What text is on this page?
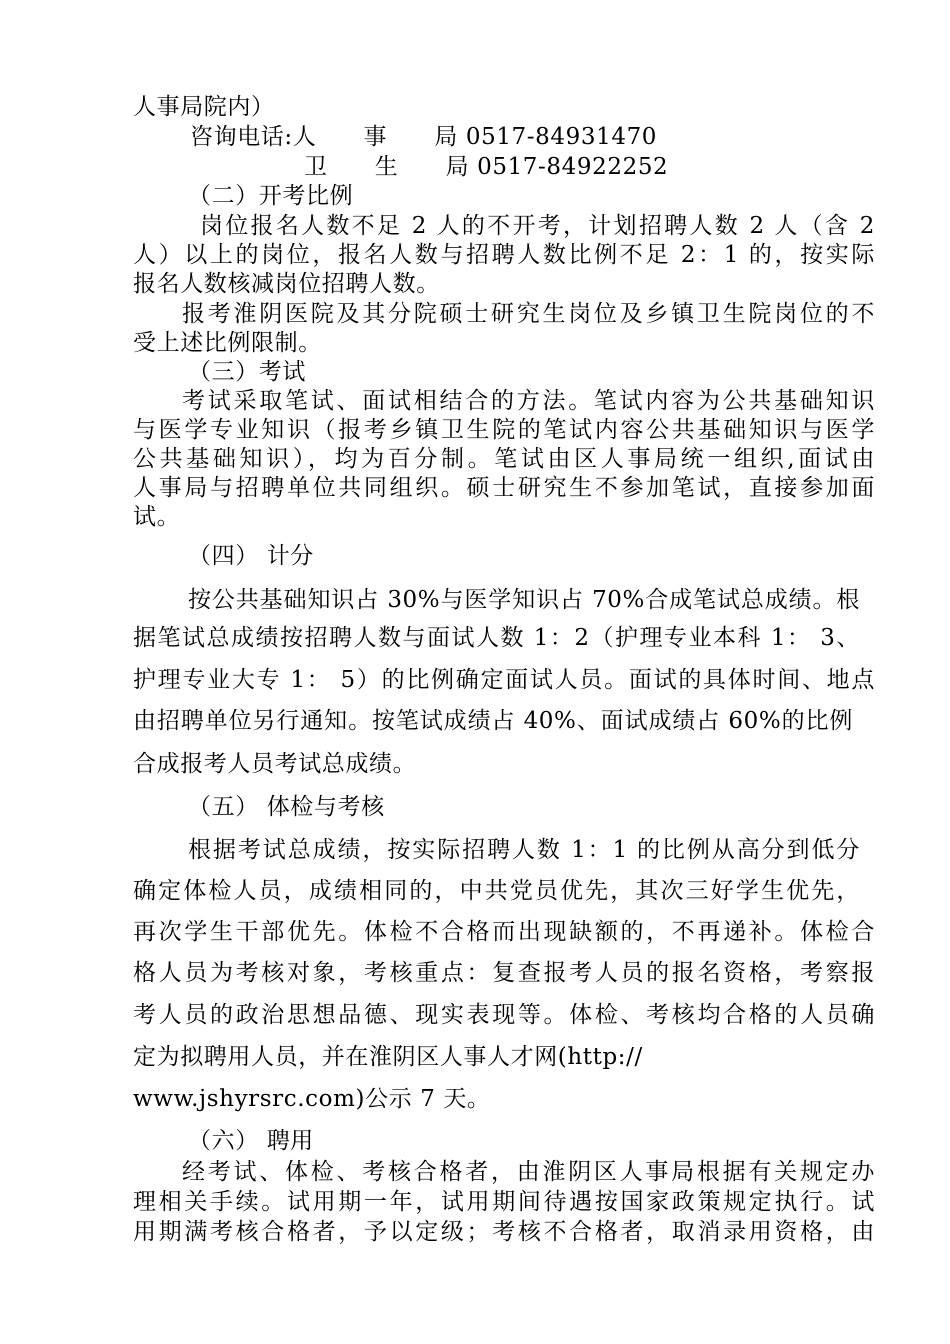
人事局院内）
咨询电话:人　　事　　局 0517-84931470
卫　　生　　局 0517-84922252
（二）开考比例
岗位报名人数不足 2 人的不开考，计划招聘人数 2 人（含 2
人）以上的岗位，报名人数与招聘人数比例不足 2：1 的，按实际
报名人数核减岗位招聘人数。
报考淮阴医院及其分院硕士研究生岗位及乡镇卫生院岗位的不
受上述比例限制。
（三）考试
考试采取笔试、面试相结合的方法。笔试内容为公共基础知识
与医学专业知识（报考乡镇卫生院的笔试内容公共基础知识与医学
公共基础知识），均为百分制。笔试由区人事局统一组织,面试由
人事局与招聘单位共同组织。硕士研究生不参加笔试，直接参加面
试。
（四） 计分
按公共基础知识占 30%与医学知识占 70%合成笔试总成绩。根
据笔试总成绩按招聘人数与面试人数 1：2（护理专业本科 1： 3、
护理专业大专 1： 5）的比例确定面试人员。面试的具体时间、地点
由招聘单位另行通知。按笔试成绩占 40%、面试成绩占 60%的比例
合成报考人员考试总成绩。
（五） 体检与考核
根据考试总成绩，按实际招聘人数 1：1 的比例从高分到低分
确定体检人员，成绩相同的，中共党员优先，其次三好学生优先，
再次学生干部优先。体检不合格而出现缺额的，不再递补。体检合
格人员为考核对象，考核重点：复查报考人员的报名资格，考察报
考人员的政治思想品德、现实表现等。体检、考核均合格的人员确
定为拟聘用人员，并在淮阴区人事人才网(http://
www.jshyrsrc.com)公示 7 天。
（六） 聘用
经考试、体检、考核合格者，由淮阴区人事局根据有关规定办
理相关手续。试用期一年，试用期间待遇按国家政策规定执行。试
用期满考核合格者，予以定级；考核不合格者，取消录用资格，由
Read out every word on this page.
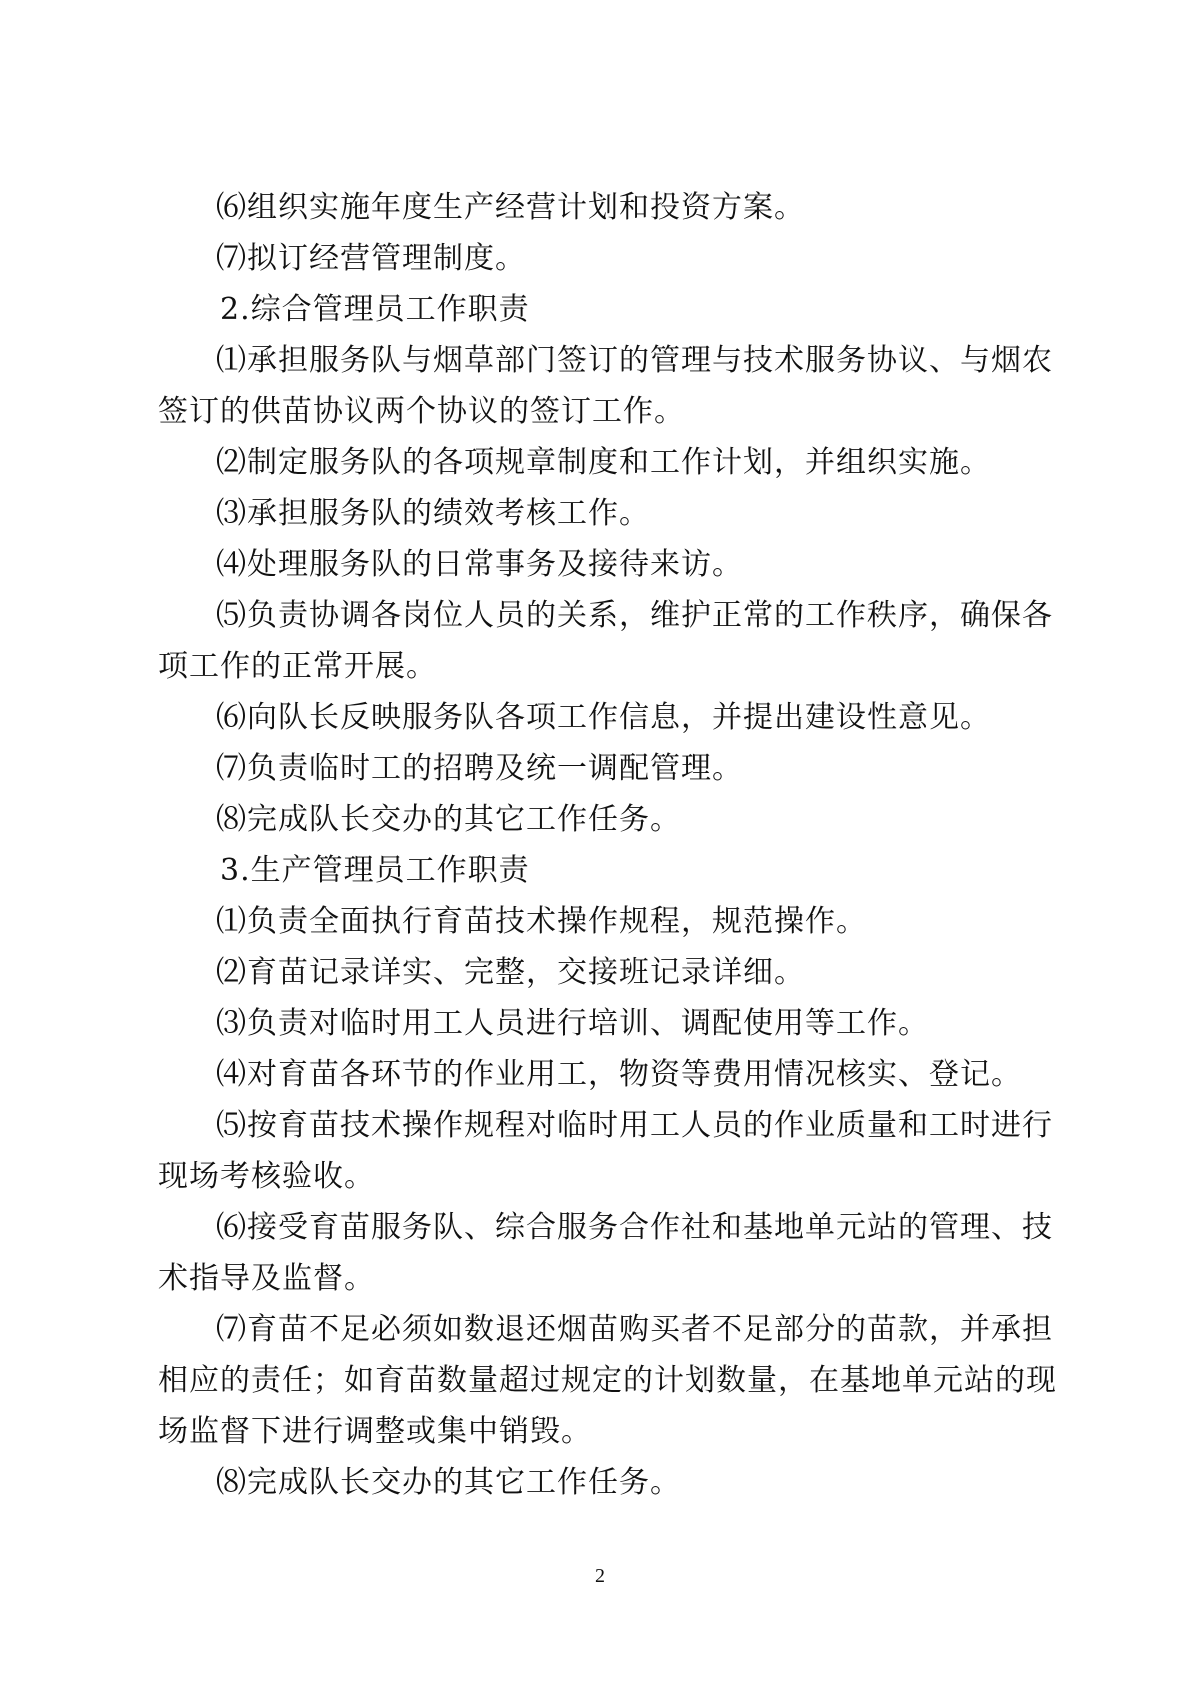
⑹组织实施年度生产经营计划和投资方案。

⑺拟订经营管理制度。

2.综合管理员工作职责

⑴承担服务队与烟草部门签订的管理与技术服务协议、与烟农签订的供苗协议两个协议的签订工作。

⑵制定服务队的各项规章制度和工作计划，并组织实施。

⑶承担服务队的绩效考核工作。

⑷处理服务队的日常事务及接待来访。

⑸负责协调各岗位人员的关系，维护正常的工作秩序，确保各项工作的正常开展。

⑹向队长反映服务队各项工作信息，并提出建设性意见。

⑺负责临时工的招聘及统一调配管理。

⑻完成队长交办的其它工作任务。

3.生产管理员工作职责

⑴负责全面执行育苗技术操作规程，规范操作。

⑵育苗记录详实、完整，交接班记录详细。

⑶负责对临时用工人员进行培训、调配使用等工作。

⑷对育苗各环节的作业用工，物资等费用情况核实、登记。

⑸按育苗技术操作规程对临时用工人员的作业质量和工时进行现场考核验收。

⑹接受育苗服务队、综合服务合作社和基地单元站的管理、技术指导及监督。

⑺育苗不足必须如数退还烟苗购买者不足部分的苗款，并承担相应的责任；如育苗数量超过规定的计划数量，在基地单元站的现场监督下进行调整或集中销毁。

⑻完成队长交办的其它工作任务。

2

### [Task]
Your task is to list each line of the records with the word "this".

### [Reply]
What text is on this page?
Read out every word on this page.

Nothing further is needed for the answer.